• **The tasks**:
a - In the court opinion excerpt on S corporation valuation below, on what date did the judge enter the supplemental judgment?
b - Transcribe the court opinion excerpt on S corporation valuation below, starting with "Id. at 779." and going on through "other relief. Ibid.".

• **Text excerpt**:
The discrepancy in the experts' valuations, the Supreme Judicial Court noted, was due primarily to Horvitz's application of "tax affecting,"3 as well as certain other discounts to his calculations of fair market value,4 and Leicester's omission of those considerations. Bernier I, 449 Mass. at 778-779. The positions of the parties' experts were described by the court as follows:
"Horvitz tax affected as if the S corporation were a C corporation, at what he termed the `average corporate rate' of thirty-five per cent.[5] . . . He testified that tax affecting the S corporations at the C corporation rate was proper because, among other things, a person contemplating the purchase of an S corporation would factor into his probable rate of return the tax consequences of the purchase. Leicester, on the other hand, did not tax affect the supermarkets' income in his valuation because, as he testified, an S corporation, unlike a C corporation, does not pay taxes at the entity level, and because no sale of the business was contemplated."
Id. at 779.
The judge in the initial trial rejected Leicester's valuation as "unreliable" and "adopted substantially without change Horvitz's method of applying tax affecting and key [person] and marketability discounts to the supermarkets, and adopted his conclusion that the fair market value of the supermarkets on the relevant date ... was $7,850,000." Bernier I, 449 Mass. at 780. Thereafter, the judge entered a supplemental judgment on August 18, 2003 (which was later the subject of further supplementation), awarding the husband the option to purchase the wife's fifty percent ownership interest in the supermarkets for $3,925,000,6 and certain other relief. Ibid.
On the wife's appeal, the Supreme Judicial Court concluded that the judge erred in adopting Horvitz's valuation that tax affected the fair market value of the parties' S corporations at a presumed "average corporate rate" of a C corporation. Bernier I, 449 Mass. at 775.7 Applying the C corporation rate of taxation to an S corporation, the court stated, "severely undervalues the fair market value of the S corporation by ignoring the tax benefits of the S corporation structure and failing to compensate the seller for the loss of those benefits."8 Id. at 776. The court reasoned that such a result was particularly misplaced in this case in view of the uncontroverted evidence that the supermarkets would continue to operate as S corporations after the parties' divorce; that they would continue to be owned by one of the existing shareholders; and that the supermarkets were profitable and would continue their historic practice of making cash distributions. Id. at 790. On the other hand, the court continued, in the circumstances of this divorce case, "failure entirely to tax affect an S corporation artificially will inflate the value of the S corporation by overstating the rate of return that the retaining shareholder could hope to achieve." Id. at 776. After review of the scant case law and pertinent literature on the subject, the court decided on an alternative approach to these two extremes and "adopt[ed] generally the metric employed by the Kessler court." Ibid.

• **Dataset excerpt**:
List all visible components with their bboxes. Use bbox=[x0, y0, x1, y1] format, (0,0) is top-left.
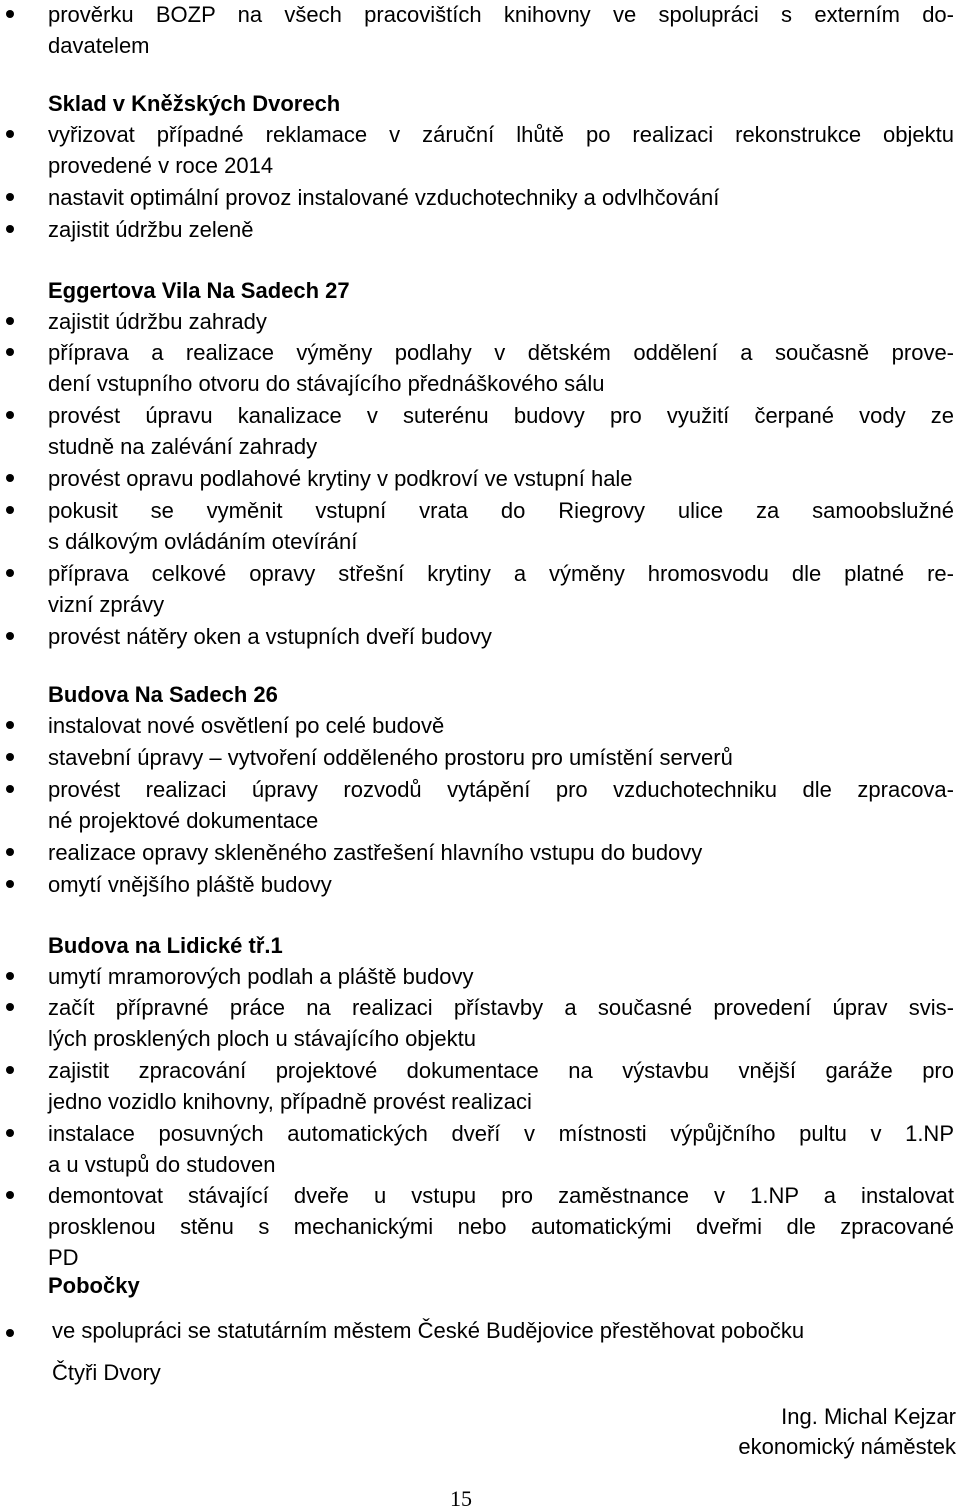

• **Solutions for each task**:
a - August 18, 2003

b -
Id. at 779.
The judge in the initial trial rejected Leicester's valuation as "unreliable" and "adopted substantially without change Horvitz's method of applying tax affecting and key [person] and marketability discounts to the supermarkets, and adopted his conclusion that the fair market value of the supermarkets on the relevant date ... was $7,850,000." Bernier I, 449 Mass. at 780. Thereafter, the judge entered a supplemental judgment on August 18, 2003 (which was later the subject of further supplementation), awarding the husband the option to purchase the wife's fifty percent ownership interest in the supermarkets for $3,925,000,6 and certain other relief. Ibid.